→ **DATA ENTRIES**
[BEGIN]
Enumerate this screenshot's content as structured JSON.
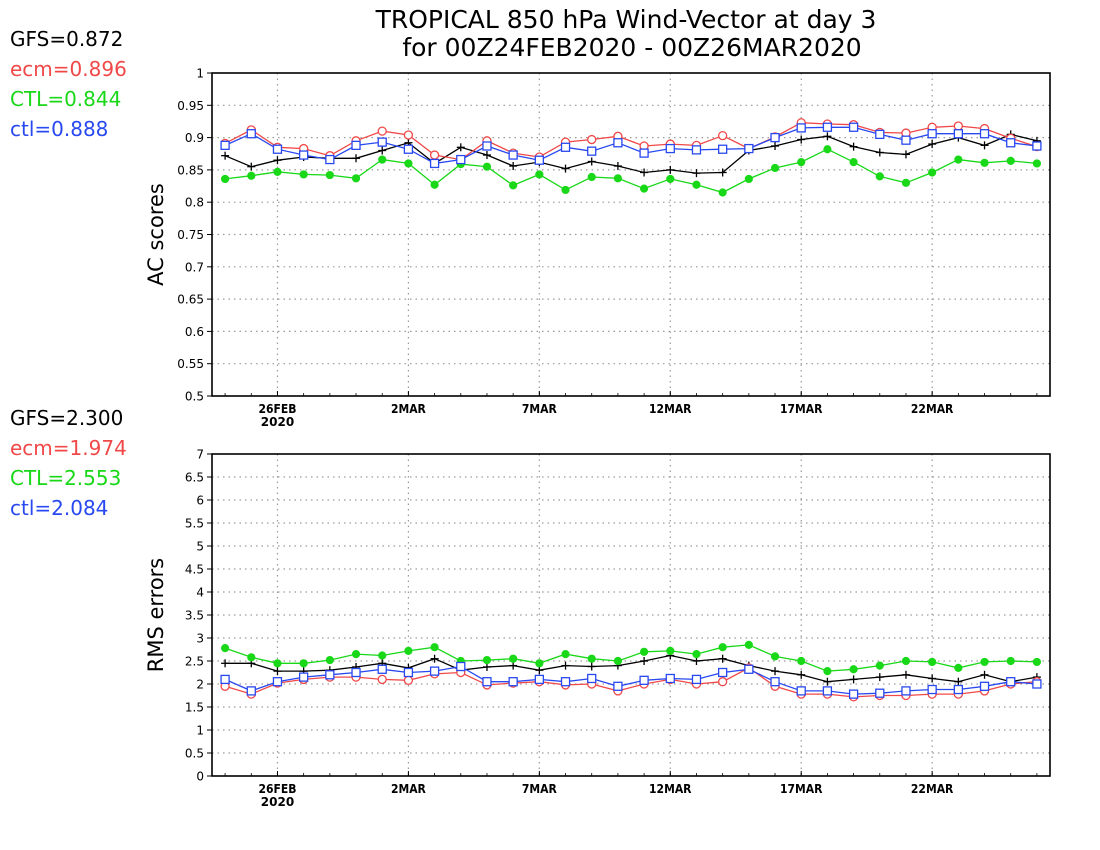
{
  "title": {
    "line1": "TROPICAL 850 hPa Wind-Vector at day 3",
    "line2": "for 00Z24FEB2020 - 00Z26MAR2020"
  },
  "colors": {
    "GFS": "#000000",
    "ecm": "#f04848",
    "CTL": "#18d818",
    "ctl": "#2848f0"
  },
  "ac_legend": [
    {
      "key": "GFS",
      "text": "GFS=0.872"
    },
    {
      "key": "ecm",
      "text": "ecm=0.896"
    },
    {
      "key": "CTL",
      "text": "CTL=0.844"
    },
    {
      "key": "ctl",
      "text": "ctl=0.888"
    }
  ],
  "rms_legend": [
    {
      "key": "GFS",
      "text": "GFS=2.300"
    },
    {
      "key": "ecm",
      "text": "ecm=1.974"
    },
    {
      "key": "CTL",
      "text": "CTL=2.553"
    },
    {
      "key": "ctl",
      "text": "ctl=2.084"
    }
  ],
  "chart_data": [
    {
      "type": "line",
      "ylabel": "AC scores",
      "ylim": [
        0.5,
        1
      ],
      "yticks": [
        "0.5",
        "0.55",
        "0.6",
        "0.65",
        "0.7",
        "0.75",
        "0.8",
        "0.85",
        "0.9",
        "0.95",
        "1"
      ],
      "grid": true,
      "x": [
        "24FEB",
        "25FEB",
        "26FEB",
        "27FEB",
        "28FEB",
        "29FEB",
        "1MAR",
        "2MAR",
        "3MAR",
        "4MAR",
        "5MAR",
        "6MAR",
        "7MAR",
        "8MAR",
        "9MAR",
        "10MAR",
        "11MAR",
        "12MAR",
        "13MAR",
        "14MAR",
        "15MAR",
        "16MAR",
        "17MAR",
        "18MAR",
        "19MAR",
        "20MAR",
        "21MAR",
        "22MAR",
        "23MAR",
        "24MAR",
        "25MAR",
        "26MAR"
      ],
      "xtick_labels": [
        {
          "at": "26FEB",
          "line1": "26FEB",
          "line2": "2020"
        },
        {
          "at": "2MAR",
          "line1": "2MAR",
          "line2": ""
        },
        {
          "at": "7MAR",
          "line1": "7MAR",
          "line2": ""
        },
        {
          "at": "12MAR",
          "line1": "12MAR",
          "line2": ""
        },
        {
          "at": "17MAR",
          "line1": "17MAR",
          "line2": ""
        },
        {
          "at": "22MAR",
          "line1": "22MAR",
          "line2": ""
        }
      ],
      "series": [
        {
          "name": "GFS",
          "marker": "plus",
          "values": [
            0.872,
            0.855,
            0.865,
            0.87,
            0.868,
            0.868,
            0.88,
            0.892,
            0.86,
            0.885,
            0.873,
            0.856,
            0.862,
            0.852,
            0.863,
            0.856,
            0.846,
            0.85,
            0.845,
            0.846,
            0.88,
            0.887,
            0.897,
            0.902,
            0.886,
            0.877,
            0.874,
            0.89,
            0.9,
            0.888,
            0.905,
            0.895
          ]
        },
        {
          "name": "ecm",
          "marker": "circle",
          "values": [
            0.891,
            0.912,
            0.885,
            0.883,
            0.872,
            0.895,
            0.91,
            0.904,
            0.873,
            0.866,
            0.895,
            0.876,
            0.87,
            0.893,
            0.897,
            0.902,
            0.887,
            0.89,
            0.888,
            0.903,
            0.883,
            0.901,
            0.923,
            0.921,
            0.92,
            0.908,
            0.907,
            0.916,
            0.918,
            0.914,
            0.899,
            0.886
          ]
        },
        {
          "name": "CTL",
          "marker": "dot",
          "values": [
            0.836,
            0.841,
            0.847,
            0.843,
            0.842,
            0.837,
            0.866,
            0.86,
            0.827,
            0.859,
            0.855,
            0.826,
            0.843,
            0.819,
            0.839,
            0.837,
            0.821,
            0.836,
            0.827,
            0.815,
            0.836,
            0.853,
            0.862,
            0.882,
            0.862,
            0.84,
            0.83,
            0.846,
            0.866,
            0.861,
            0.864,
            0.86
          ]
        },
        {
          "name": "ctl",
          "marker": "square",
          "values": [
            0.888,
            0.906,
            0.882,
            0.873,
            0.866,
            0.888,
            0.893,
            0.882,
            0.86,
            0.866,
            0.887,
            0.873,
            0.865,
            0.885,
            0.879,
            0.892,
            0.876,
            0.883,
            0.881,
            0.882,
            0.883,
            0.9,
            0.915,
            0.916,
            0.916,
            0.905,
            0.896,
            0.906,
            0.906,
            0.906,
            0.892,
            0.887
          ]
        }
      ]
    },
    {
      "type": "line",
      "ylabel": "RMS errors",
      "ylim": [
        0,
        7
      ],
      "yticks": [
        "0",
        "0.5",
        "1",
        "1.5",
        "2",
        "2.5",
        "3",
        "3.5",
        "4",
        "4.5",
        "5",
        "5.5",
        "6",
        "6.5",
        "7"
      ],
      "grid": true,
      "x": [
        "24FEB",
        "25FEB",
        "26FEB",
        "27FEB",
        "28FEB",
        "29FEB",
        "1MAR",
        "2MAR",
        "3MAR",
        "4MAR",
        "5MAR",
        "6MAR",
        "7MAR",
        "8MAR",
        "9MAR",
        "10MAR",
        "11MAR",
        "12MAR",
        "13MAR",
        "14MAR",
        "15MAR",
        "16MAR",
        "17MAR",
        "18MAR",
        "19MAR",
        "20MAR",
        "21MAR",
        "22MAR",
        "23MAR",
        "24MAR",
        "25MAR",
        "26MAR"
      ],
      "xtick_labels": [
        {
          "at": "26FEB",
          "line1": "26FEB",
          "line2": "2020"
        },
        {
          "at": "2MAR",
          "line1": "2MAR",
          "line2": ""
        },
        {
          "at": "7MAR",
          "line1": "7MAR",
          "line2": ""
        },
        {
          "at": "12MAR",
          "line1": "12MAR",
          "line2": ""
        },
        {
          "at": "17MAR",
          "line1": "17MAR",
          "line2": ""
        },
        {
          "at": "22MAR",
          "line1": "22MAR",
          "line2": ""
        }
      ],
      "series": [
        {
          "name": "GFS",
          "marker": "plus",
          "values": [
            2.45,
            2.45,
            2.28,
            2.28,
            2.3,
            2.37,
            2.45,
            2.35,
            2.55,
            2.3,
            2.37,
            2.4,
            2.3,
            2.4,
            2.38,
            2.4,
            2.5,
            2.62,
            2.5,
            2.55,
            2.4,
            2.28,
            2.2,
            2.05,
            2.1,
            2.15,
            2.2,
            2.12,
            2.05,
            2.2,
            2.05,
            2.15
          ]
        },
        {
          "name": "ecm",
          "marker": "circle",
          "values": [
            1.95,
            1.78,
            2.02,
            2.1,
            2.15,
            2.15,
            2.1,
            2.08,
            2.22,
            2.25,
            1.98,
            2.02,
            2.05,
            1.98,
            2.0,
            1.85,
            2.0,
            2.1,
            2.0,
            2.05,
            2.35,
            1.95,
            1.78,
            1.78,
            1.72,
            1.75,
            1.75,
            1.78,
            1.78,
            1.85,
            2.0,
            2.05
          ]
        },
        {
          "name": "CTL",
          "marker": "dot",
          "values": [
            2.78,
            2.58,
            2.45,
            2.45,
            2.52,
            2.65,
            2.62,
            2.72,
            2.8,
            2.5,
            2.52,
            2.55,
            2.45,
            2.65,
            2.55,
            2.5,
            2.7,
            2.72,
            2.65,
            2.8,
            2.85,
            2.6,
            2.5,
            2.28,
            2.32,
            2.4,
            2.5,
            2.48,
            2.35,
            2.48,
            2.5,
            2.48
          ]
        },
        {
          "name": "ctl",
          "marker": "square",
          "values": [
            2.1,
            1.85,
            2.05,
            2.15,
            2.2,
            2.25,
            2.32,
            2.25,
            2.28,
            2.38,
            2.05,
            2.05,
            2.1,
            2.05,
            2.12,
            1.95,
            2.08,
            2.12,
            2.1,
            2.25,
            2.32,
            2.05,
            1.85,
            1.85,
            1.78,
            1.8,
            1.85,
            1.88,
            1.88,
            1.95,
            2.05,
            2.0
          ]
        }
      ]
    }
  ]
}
[END]
[BEGIN]
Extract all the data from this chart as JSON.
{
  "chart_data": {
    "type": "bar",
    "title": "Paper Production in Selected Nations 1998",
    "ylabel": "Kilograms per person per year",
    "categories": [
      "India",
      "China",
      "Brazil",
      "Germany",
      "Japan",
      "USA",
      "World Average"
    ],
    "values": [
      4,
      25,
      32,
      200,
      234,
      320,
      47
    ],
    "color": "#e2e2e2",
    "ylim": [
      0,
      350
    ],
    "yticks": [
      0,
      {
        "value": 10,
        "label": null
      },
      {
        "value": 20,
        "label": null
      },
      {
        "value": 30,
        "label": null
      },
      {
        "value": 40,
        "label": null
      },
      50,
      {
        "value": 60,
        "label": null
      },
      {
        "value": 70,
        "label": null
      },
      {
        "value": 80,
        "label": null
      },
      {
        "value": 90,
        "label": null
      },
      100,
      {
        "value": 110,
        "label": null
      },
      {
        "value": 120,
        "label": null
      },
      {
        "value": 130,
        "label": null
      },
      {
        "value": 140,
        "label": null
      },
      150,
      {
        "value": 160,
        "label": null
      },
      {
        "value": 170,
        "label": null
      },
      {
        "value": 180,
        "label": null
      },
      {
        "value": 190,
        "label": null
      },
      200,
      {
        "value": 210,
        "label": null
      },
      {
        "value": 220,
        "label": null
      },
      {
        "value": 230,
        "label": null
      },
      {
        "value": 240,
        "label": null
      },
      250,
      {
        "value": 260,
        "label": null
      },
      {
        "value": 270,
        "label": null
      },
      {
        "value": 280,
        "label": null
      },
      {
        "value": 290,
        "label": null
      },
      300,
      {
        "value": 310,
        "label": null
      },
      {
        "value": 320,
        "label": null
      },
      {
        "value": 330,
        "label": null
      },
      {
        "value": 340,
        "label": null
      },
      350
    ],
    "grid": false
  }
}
[END]
[BEGIN]
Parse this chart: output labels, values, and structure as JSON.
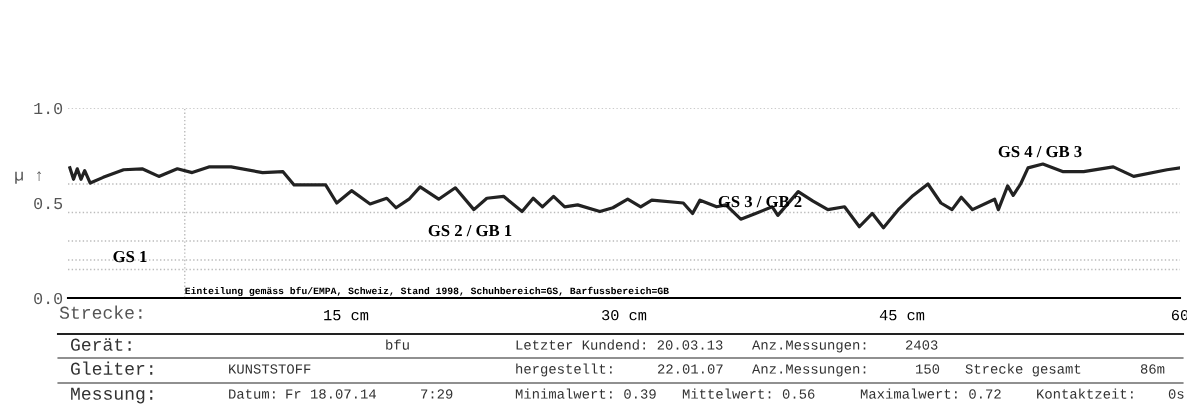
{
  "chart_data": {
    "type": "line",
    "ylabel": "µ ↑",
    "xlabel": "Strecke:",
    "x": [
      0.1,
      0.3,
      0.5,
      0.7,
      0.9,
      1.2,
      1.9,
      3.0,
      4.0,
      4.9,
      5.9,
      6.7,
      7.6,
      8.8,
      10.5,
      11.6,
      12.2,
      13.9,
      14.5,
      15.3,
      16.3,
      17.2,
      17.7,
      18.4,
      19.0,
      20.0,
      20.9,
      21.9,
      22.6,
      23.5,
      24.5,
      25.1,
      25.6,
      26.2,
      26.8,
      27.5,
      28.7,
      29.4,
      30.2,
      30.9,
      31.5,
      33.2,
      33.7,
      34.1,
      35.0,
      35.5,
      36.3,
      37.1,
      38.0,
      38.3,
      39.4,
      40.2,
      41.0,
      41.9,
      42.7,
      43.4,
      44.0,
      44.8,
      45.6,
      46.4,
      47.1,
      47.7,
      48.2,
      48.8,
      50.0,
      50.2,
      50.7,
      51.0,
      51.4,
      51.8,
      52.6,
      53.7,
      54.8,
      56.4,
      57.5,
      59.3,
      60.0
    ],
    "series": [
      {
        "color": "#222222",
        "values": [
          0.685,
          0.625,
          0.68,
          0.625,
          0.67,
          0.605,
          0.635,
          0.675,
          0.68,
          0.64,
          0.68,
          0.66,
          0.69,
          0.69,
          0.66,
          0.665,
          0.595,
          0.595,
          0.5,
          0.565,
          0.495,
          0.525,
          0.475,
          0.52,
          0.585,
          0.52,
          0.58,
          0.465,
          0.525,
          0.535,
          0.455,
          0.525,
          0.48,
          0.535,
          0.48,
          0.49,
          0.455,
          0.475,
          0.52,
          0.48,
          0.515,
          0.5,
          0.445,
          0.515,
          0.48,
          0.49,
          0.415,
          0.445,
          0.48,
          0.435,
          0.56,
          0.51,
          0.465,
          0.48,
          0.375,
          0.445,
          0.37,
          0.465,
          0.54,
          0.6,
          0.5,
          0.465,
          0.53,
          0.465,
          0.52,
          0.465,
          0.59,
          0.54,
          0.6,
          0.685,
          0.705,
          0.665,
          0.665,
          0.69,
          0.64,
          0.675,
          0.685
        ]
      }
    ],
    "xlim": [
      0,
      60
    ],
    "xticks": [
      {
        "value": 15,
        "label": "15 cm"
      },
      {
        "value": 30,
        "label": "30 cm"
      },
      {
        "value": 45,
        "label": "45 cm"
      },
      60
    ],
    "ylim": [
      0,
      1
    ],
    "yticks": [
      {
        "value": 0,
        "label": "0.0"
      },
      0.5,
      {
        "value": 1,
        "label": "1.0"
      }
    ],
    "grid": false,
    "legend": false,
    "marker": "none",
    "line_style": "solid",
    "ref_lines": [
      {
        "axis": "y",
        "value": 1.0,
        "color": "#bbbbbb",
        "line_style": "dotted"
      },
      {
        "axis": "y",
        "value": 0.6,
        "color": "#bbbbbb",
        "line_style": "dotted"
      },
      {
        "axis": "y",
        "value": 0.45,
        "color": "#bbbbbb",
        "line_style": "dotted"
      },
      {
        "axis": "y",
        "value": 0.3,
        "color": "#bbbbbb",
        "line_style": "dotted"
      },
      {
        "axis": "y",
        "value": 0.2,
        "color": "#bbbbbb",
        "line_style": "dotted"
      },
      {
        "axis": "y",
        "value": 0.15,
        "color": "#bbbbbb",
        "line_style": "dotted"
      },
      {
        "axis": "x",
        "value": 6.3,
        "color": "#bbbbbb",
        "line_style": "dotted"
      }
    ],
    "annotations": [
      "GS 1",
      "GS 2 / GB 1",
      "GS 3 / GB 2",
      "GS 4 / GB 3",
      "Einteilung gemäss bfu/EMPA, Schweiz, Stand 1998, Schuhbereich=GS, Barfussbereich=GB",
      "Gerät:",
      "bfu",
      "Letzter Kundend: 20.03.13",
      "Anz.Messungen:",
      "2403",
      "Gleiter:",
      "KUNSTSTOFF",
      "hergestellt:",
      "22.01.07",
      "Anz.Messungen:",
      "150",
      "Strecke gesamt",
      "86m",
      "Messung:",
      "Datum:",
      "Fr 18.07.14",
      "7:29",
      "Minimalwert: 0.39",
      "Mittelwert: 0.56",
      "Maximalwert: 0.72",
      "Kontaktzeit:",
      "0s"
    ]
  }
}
[END]
→ **AIM**
Looking at the listing above, count the lines that contain "this" and give nothing but the number.

→ **EXPECTED OUTPUT**
3